» Requirement: What is the count of lines in the listing below that hold the string "PLANS"? Reply with that number alone.

==== Task data ====

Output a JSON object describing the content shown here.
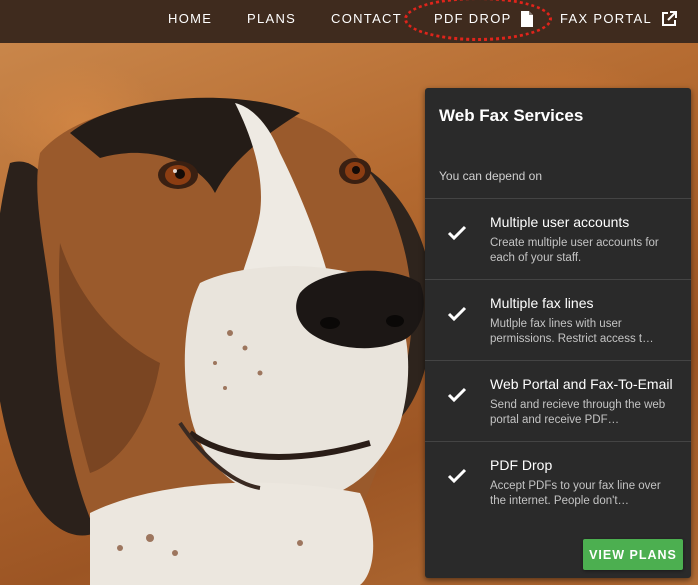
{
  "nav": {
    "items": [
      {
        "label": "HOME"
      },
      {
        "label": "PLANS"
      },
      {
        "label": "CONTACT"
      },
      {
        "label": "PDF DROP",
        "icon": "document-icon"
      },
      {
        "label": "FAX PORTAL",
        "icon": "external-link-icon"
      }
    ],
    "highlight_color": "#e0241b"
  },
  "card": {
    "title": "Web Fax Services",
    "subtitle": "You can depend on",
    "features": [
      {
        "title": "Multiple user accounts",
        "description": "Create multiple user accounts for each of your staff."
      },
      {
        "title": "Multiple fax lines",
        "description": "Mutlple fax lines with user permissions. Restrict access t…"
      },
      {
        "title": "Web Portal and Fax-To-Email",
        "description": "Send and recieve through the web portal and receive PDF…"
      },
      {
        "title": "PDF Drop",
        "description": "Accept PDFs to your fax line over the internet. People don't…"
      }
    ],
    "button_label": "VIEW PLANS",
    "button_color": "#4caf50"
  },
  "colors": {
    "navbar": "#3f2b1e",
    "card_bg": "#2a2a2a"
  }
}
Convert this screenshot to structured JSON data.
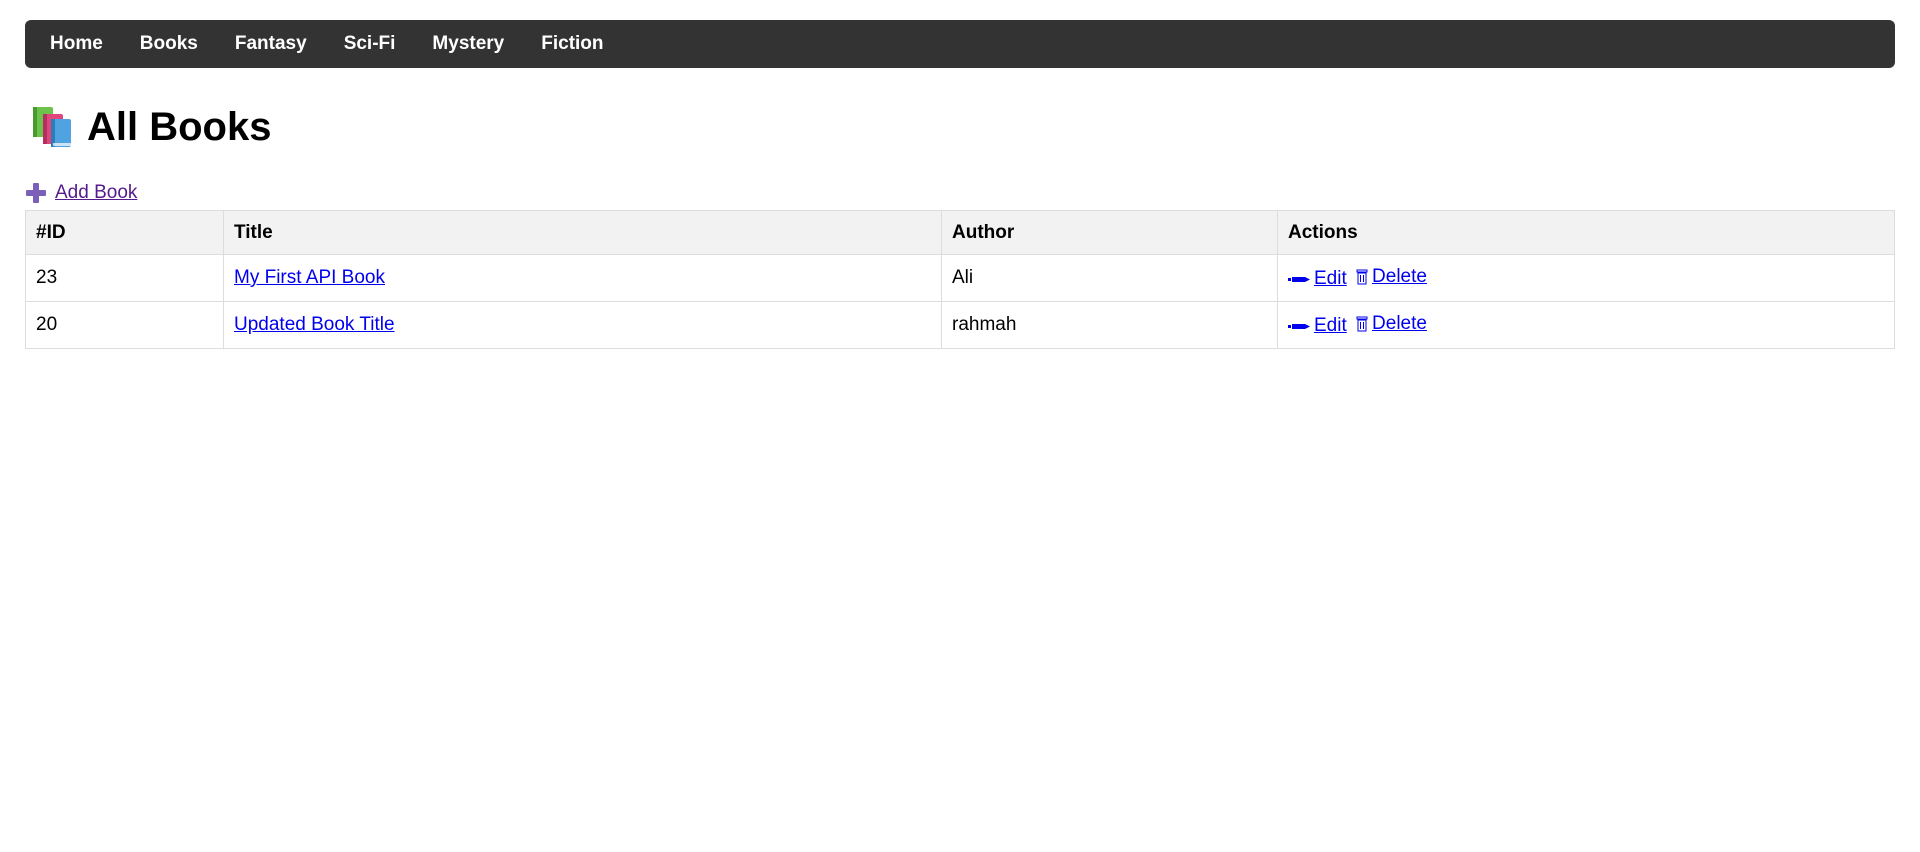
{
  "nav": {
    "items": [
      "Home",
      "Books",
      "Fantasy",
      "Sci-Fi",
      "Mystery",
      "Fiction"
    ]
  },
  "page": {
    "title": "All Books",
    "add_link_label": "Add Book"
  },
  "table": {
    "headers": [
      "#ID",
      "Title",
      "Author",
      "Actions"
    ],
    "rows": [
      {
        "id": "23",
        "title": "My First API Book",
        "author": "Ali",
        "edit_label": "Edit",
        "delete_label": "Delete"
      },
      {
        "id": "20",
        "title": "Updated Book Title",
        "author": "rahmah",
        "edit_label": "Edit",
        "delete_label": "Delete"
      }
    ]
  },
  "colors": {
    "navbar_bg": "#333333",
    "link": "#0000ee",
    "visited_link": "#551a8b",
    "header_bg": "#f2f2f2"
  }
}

====
==== Task data ====

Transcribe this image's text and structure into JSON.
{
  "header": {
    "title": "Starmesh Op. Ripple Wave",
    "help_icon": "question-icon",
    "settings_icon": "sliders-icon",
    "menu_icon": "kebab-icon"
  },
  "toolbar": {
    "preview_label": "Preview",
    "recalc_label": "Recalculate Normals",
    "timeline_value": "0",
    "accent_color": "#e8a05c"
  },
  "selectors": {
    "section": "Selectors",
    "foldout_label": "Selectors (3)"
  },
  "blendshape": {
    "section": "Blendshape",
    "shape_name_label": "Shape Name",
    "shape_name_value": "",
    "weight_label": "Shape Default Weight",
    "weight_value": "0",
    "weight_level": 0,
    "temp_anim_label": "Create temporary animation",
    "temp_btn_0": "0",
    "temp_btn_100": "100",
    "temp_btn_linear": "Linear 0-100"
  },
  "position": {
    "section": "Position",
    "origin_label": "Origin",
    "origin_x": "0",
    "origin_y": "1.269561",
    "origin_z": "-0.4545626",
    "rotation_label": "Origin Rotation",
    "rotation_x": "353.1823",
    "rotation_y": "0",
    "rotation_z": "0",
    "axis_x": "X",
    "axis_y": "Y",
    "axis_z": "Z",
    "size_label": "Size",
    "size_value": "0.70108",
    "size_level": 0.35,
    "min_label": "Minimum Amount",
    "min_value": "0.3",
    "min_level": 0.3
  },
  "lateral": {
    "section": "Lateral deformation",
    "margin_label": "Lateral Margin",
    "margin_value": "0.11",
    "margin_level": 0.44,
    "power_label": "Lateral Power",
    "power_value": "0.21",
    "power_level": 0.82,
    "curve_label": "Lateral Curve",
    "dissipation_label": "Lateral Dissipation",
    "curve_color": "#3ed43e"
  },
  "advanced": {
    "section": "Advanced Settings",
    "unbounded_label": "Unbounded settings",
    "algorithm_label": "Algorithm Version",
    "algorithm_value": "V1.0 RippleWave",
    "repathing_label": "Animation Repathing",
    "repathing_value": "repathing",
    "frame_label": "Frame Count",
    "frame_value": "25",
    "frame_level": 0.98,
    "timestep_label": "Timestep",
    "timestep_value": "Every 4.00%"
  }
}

====

» Exercise output: 2